:: WHAT THE TASK ASKS ::
Repeat every line of the entries below verbatim, without changing a single character.
○ ○ ○ ○ ○ ○ ○
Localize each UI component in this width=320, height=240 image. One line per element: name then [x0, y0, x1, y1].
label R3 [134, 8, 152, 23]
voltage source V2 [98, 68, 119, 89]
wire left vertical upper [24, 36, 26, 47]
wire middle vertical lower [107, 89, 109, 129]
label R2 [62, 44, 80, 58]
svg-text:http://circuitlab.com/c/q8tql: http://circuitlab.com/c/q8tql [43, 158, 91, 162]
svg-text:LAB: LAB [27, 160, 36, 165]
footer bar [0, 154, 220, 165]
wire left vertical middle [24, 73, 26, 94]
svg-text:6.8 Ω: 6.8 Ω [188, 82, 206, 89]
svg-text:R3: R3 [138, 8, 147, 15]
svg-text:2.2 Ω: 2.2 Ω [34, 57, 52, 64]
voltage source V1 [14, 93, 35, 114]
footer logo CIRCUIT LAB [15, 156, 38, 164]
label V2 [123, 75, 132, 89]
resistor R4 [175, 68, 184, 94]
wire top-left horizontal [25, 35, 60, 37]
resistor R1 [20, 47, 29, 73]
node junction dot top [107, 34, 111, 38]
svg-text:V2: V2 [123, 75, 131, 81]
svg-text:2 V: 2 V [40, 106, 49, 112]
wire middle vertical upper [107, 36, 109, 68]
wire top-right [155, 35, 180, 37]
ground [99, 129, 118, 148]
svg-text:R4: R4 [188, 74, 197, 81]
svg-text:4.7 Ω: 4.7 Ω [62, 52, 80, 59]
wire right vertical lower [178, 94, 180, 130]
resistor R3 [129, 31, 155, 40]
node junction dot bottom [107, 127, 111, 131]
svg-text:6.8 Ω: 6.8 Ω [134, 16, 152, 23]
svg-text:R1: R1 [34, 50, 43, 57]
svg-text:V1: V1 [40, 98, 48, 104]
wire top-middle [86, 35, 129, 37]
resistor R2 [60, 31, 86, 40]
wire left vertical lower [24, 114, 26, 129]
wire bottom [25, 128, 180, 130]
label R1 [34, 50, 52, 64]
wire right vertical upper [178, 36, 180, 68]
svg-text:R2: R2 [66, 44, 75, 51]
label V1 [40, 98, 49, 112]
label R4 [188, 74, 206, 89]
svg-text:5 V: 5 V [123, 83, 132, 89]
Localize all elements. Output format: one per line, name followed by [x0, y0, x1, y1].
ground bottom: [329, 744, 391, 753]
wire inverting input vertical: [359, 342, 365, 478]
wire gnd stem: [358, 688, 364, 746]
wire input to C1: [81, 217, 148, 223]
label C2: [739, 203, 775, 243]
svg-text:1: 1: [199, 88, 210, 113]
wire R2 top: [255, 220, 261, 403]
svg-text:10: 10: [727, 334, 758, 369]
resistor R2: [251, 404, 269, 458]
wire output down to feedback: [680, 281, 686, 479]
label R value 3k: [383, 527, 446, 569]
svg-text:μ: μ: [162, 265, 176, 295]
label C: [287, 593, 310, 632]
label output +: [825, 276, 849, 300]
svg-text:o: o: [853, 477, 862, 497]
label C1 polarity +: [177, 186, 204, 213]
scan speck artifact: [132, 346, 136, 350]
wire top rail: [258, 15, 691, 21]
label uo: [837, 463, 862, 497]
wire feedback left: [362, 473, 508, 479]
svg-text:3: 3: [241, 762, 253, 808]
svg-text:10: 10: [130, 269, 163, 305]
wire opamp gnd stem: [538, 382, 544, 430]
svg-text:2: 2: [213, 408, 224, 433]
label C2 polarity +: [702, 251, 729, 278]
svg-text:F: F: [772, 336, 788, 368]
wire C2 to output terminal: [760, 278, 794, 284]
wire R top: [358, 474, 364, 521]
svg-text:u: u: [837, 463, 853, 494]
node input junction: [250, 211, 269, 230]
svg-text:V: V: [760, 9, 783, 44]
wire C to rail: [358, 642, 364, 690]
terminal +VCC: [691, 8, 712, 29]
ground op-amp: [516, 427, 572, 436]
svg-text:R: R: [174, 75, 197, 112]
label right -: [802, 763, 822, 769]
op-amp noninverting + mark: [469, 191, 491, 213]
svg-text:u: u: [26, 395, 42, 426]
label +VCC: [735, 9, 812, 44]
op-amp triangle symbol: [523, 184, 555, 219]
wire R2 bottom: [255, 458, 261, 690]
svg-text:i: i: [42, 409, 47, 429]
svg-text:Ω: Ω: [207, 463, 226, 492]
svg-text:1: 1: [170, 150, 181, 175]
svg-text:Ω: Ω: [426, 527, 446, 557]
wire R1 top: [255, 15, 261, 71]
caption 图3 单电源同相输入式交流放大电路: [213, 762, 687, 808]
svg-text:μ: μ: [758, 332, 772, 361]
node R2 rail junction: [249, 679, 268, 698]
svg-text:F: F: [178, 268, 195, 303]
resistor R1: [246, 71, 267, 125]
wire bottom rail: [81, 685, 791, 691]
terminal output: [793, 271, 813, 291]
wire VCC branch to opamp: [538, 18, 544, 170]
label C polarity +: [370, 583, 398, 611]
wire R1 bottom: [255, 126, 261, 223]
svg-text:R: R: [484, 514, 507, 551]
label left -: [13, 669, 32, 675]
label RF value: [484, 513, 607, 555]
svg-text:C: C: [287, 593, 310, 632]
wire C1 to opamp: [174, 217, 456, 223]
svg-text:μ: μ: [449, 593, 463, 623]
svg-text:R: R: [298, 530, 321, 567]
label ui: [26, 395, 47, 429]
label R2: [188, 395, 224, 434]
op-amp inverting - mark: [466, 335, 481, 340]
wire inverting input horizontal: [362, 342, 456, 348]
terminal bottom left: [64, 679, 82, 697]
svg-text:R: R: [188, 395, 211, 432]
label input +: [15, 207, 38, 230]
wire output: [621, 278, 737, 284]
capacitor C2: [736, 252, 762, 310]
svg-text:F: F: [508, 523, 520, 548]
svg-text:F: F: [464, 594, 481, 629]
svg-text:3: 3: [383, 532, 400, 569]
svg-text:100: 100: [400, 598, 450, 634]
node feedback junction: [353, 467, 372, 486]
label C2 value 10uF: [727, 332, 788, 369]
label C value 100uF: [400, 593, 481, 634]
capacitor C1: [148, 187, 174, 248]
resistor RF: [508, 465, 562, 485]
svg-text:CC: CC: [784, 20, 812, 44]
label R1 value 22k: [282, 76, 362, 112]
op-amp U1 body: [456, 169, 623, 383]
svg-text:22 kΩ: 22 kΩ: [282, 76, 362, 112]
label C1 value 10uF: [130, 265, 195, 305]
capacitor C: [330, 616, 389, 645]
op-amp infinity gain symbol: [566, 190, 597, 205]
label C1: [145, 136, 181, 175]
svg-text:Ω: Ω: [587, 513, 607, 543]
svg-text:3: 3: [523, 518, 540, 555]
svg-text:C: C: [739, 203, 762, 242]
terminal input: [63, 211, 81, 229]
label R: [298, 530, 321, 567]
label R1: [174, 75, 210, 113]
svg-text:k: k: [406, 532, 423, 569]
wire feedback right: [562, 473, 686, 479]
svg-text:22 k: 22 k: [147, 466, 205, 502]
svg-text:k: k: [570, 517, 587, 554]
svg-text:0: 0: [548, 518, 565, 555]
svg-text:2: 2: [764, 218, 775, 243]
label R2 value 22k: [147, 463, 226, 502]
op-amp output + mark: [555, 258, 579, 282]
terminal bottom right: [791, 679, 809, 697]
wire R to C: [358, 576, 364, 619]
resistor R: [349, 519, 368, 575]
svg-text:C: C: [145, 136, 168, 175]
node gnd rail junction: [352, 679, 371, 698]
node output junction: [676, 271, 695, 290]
○ ○ ○ ○ ○ ○ ○
:: WORKED SOLUTION ::
Localize each UI component in this width=320, height=240 image. One line per element: name then [x0, y0, x1, y1].
label R3 [134, 8, 152, 23]
voltage source V2 [98, 68, 119, 89]
wire left vertical upper [24, 36, 26, 47]
wire middle vertical lower [107, 89, 109, 129]
label R2 [62, 44, 80, 58]
svg-text:http://circuitlab.com/c/q8tql: http://circuitlab.com/c/q8tql [43, 158, 91, 162]
svg-text:LAB: LAB [27, 160, 36, 165]
footer bar [0, 154, 220, 165]
wire left vertical middle [24, 73, 26, 94]
svg-text:6.8 Ω: 6.8 Ω [188, 82, 206, 89]
svg-text:R3: R3 [138, 8, 147, 15]
svg-text:2.2 Ω: 2.2 Ω [34, 57, 52, 64]
voltage source V1 [14, 93, 35, 114]
footer logo CIRCUIT LAB [15, 156, 38, 164]
label V2 [123, 75, 132, 89]
resistor R4 [175, 68, 184, 94]
wire top-left horizontal [25, 35, 60, 37]
resistor R1 [20, 47, 29, 73]
node junction dot top [107, 34, 111, 38]
svg-text:V2: V2 [123, 75, 131, 81]
svg-text:2 V: 2 V [40, 106, 49, 112]
wire middle vertical upper [107, 36, 109, 68]
wire top-right [155, 35, 180, 37]
ground [99, 129, 118, 148]
svg-text:R4: R4 [188, 74, 197, 81]
svg-text:4.7 Ω: 4.7 Ω [62, 52, 80, 59]
wire right vertical lower [178, 94, 180, 130]
resistor R3 [129, 31, 155, 40]
node junction dot bottom [107, 127, 111, 131]
svg-text:6.8 Ω: 6.8 Ω [134, 16, 152, 23]
svg-text:R1: R1 [34, 50, 43, 57]
svg-text:V1: V1 [40, 98, 48, 104]
wire top-middle [86, 35, 129, 37]
resistor R2 [60, 31, 86, 40]
wire left vertical lower [24, 114, 26, 129]
wire bottom [25, 128, 180, 130]
label R1 [34, 50, 52, 64]
wire right vertical upper [178, 36, 180, 68]
svg-text:R2: R2 [66, 44, 75, 51]
label V1 [40, 98, 49, 112]
label R4 [188, 74, 206, 89]
svg-text:5 V: 5 V [123, 83, 132, 89]
Localize all elements. Output format: one per line, name followed by [x0, y0, x1, y1].
ground bottom: [329, 744, 391, 753]
wire inverting input vertical: [359, 342, 365, 478]
wire gnd stem: [358, 688, 364, 746]
wire input to C1: [81, 217, 148, 223]
label C2: [739, 203, 775, 243]
svg-text:1: 1: [199, 88, 210, 113]
wire R2 top: [255, 220, 261, 403]
svg-text:10: 10: [727, 334, 758, 369]
resistor R2: [251, 404, 269, 458]
wire output down to feedback: [680, 281, 686, 479]
label R value 3k: [383, 527, 446, 569]
svg-text:μ: μ: [162, 265, 176, 295]
label C: [287, 593, 310, 632]
label output +: [825, 276, 849, 300]
svg-text:o: o: [853, 477, 862, 497]
label C1 polarity +: [177, 186, 204, 213]
scan speck artifact: [132, 346, 136, 350]
wire top rail: [258, 15, 691, 21]
label uo: [837, 463, 862, 497]
wire feedback left: [362, 473, 508, 479]
svg-text:3: 3: [241, 762, 253, 808]
svg-text:10: 10: [130, 269, 163, 305]
wire opamp gnd stem: [538, 382, 544, 430]
svg-text:2: 2: [213, 408, 224, 433]
label C2 polarity +: [702, 251, 729, 278]
svg-text:F: F: [772, 336, 788, 368]
wire C2 to output terminal: [760, 278, 794, 284]
wire R top: [358, 474, 364, 521]
svg-text:u: u: [837, 463, 853, 494]
node input junction: [250, 211, 269, 230]
svg-text:V: V: [760, 9, 783, 44]
wire C to rail: [358, 642, 364, 690]
terminal +VCC: [691, 8, 712, 29]
ground op-amp: [516, 427, 572, 436]
svg-text:R: R: [174, 75, 197, 112]
label right -: [802, 763, 822, 769]
op-amp noninverting + mark: [469, 191, 491, 213]
svg-text:u: u: [26, 395, 42, 426]
label +VCC: [735, 9, 812, 44]
op-amp triangle symbol: [523, 184, 555, 219]
wire R2 bottom: [255, 458, 261, 690]
svg-text:i: i: [42, 409, 47, 429]
svg-text:Ω: Ω: [207, 463, 226, 492]
svg-text:1: 1: [170, 150, 181, 175]
svg-text:Ω: Ω: [426, 527, 446, 557]
wire R1 top: [255, 15, 261, 71]
caption 图3 单电源同相输入式交流放大电路: [213, 762, 687, 808]
svg-text:μ: μ: [758, 332, 772, 361]
node R2 rail junction: [249, 679, 268, 698]
svg-text:F: F: [178, 268, 195, 303]
resistor R1: [246, 71, 267, 125]
wire bottom rail: [81, 685, 791, 691]
terminal output: [793, 271, 813, 291]
wire VCC branch to opamp: [538, 18, 544, 170]
label C polarity +: [370, 583, 398, 611]
wire R1 bottom: [255, 126, 261, 223]
svg-text:R: R: [484, 514, 507, 551]
label left -: [13, 669, 32, 675]
label RF value: [484, 513, 607, 555]
svg-text:C: C: [287, 593, 310, 632]
wire C1 to opamp: [174, 217, 456, 223]
svg-text:μ: μ: [449, 593, 463, 623]
svg-text:R: R: [298, 530, 321, 567]
label ui: [26, 395, 47, 429]
label R2: [188, 395, 224, 434]
op-amp inverting - mark: [466, 335, 481, 340]
wire inverting input horizontal: [362, 342, 456, 348]
terminal bottom left: [64, 679, 82, 697]
svg-text:R: R: [188, 395, 211, 432]
label input +: [15, 207, 38, 230]
wire output: [621, 278, 737, 284]
capacitor C2: [736, 252, 762, 310]
svg-text:F: F: [508, 523, 520, 548]
svg-text:F: F: [464, 594, 481, 629]
svg-text:3: 3: [383, 532, 400, 569]
svg-text:100: 100: [400, 598, 450, 634]
node feedback junction: [353, 467, 372, 486]
label C2 value 10uF: [727, 332, 788, 369]
label C value 100uF: [400, 593, 481, 634]
capacitor C1: [148, 187, 174, 248]
resistor RF: [508, 465, 562, 485]
svg-text:CC: CC: [784, 20, 812, 44]
label R1 value 22k: [282, 76, 362, 112]
op-amp U1 body: [456, 169, 623, 383]
svg-text:22 kΩ: 22 kΩ: [282, 76, 362, 112]
label C1 value 10uF: [130, 265, 195, 305]
capacitor C: [330, 616, 389, 645]
op-amp infinity gain symbol: [566, 190, 597, 205]
label C1: [145, 136, 181, 175]
svg-text:Ω: Ω: [587, 513, 607, 543]
svg-text:3: 3: [523, 518, 540, 555]
svg-text:C: C: [739, 203, 762, 242]
terminal input: [63, 211, 81, 229]
label R: [298, 530, 321, 567]
label R1: [174, 75, 210, 113]
svg-text:k: k: [406, 532, 423, 569]
wire feedback right: [562, 473, 686, 479]
svg-text:22 k: 22 k: [147, 466, 205, 502]
svg-text:k: k: [570, 517, 587, 554]
svg-text:0: 0: [548, 518, 565, 555]
svg-text:2: 2: [764, 218, 775, 243]
label R2 value 22k: [147, 463, 226, 502]
op-amp output + mark: [555, 258, 579, 282]
terminal bottom right: [791, 679, 809, 697]
wire R to C: [358, 576, 364, 619]
resistor R: [349, 519, 368, 575]
svg-text:C: C: [145, 136, 168, 175]
node gnd rail junction: [352, 679, 371, 698]
node output junction: [676, 271, 695, 290]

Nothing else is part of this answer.